**本文抜粋:**
◆ ◆ ◆
目的や期間は違いますが、「御先祖様に感謝し、近くに居られる時間を大切にする」という共通点もあります。
お盆とお彼岸それぞれの意味と目的は?
お盆とお彼岸のそれぞれの意味や目的をみていきましょう。
お盆はご先祖様の霊を人間界側にお迎えすることをいいます。人間界と霊界の行き来がしやすいよう、ナスやキュウリなどで精霊馬を作り、迎え火や送り火などを焚いてお迎えします。お盆は、いわば、「ご先祖様の里帰り」なのですね。
お彼岸は、我々の住む「此岸(しがん)」と、ご先祖様のいる「彼岸(ひがん)」が最も近づくため、人間がご先祖様の近くに行けるとされています。近くに居るため、より供養がしやすい時なのです。また、お彼岸は仏道の修行をすべき時期ともいわれています。
このように、お盆とお彼岸はどちらもご先祖様が近くに居るのを感じるという意味や目的があるのです。
お盆とお彼岸それぞれの期間は?
お盆とお彼岸の期間は、それぞれ何日間なのでしょうか?
お盆は、毎年旧暦7月15日前後(7月13日から16日頃まで)、新暦8月15日前後(8月13日から16日頃まで)とされていて、地域によって旧暦と新暦のどちらかで行われています。
迎え盆(13日)の夕方に迎え火を焚き、送り盆(16日)に送り火を焚き送ります。火の焚き方や、タイミングは地域や家庭により決まっている場合がありますので、それに倣うようにすれば良いでしょう。
お彼岸は、春分の日や秋分の日を中心に、前後3日間の計7日間をいいます。春分の日と秋分の日は「中日」と呼ばれ、その日にお墓参りをするという人も多いものです。また、初日を「彼岸入り」、最終日を「彼岸明け」と呼びます。毎年少しずつ異なりますが、春分の日はおよそ3月20日頃、秋分の日はおよそ9月22日頃です。
それぞれが大切な年中行事!!
お盆もお彼岸も、昔から大切にされてきた年中行事です。現世で生きている人間と、亡くなったご先祖様達が近くに居られるとされているため、毎年忘れずに大事に伝えられてきたのです。
お盆やお彼岸に供えられるものも昔から変わらず受け継がれています。
お盆には仏壇の近くに精霊棚という棚を作り、お供え物や提灯を飾ります。真夏の時期にあの世からわざわざ来ていただいて、喉の渇きを潤してもらおうという意味から、水分の多い果物や野菜、素麺などを飾りもてなします。
◆ ◆ ◆
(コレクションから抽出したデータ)

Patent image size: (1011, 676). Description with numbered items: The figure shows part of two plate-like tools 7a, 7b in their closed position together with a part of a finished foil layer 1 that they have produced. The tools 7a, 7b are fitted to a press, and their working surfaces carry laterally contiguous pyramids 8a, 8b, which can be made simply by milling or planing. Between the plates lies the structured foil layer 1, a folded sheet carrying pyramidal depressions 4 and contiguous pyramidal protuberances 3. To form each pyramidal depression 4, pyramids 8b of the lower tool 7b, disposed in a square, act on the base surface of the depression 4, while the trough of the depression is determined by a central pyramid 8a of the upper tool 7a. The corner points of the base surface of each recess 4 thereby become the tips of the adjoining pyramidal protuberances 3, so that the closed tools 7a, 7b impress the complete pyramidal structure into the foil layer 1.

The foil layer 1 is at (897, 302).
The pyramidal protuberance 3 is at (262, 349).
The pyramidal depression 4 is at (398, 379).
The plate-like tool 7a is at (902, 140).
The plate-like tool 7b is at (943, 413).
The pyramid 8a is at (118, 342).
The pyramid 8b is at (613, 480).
◆ ◆ ◆
**学習目標:**
お盆とお彼岸について述べた文章を、最後の文のあとから続けて書きなさい。

**解答例:**
また、キュウリとトウモロコシの髭で馬を作り、それに乗り早く来てもらい、ナスで牛を作ったものでゆっくり帰っていただくというのが習わしです。
春のお彼岸には牡丹餅(ぼたもち)、秋のお彼岸にはお萩(おはぎ)というお菓子をお供えします。これら二つは名前が異なりますが、実は全く同じ食べ物です。もち米(またはもち米と通常の米を混ぜたもの)を荒く潰し、丸めてから、まわりに餡子やきなこ、ゴマなどをまぶした食べ物です。同じ食べ物に二つの呼び名が付いているのは非常に珍しいものです。春の花の牡丹と、秋の花の萩を表わしているといわれています。
お盆に供える花、お彼岸に供える花も異なります。お盆には、邪気を祓う菊の花が好ましいとされています。他には、ほおずき、りんどう、カーネーションなどが供えられます。お彼岸には、麹、白ユリ、カーネーション、トルコキキョウ、彼岸花などが供えられます。
先祖のお墓参りは欠かせない!!
お盆にもお彼岸にも、お墓参りは欠かせません。お墓参りというと、お供え物を持参し置いてくるイメージがありますが、近年では、お墓に食べ物を置けない所が増えてきました。お寺などの室内で管理をする共同墓地が増えたのも一因ですが、屋外のお墓でも野生動物対策や環境汚染、美化の考えから禁止されるようになったのです。お供え物を持参しても構いませんが、禁止されているお墓では置きっぱなしにせず、必ず回収するようにしましょう。
また、お盆やお彼岸にお供えしたものは、私達が有り難く頂くことができます。仏教の考えでは、お供えしたものは、ご先祖様や故人と同じものを食べられ、非常に有り難い上にご利益があるとされています。ただ、地面に直置きしたものや、時間が絶って悪くなってしまったものは危険ですので口にしないようにしましょう。
お盆やお彼岸には、家族でお墓参りに行くことを大切にしている家庭もあります。なかなか忙しくて集まれない者同士でも、この機会に集まって近況報告をしたり、元気な姿を見せることで家族の絆はより深まります。ご先祖様を通じて、家族の繋がりを確かめる機会でもあるのかも知れませんね。
地蔵盆とお盆は違うの!?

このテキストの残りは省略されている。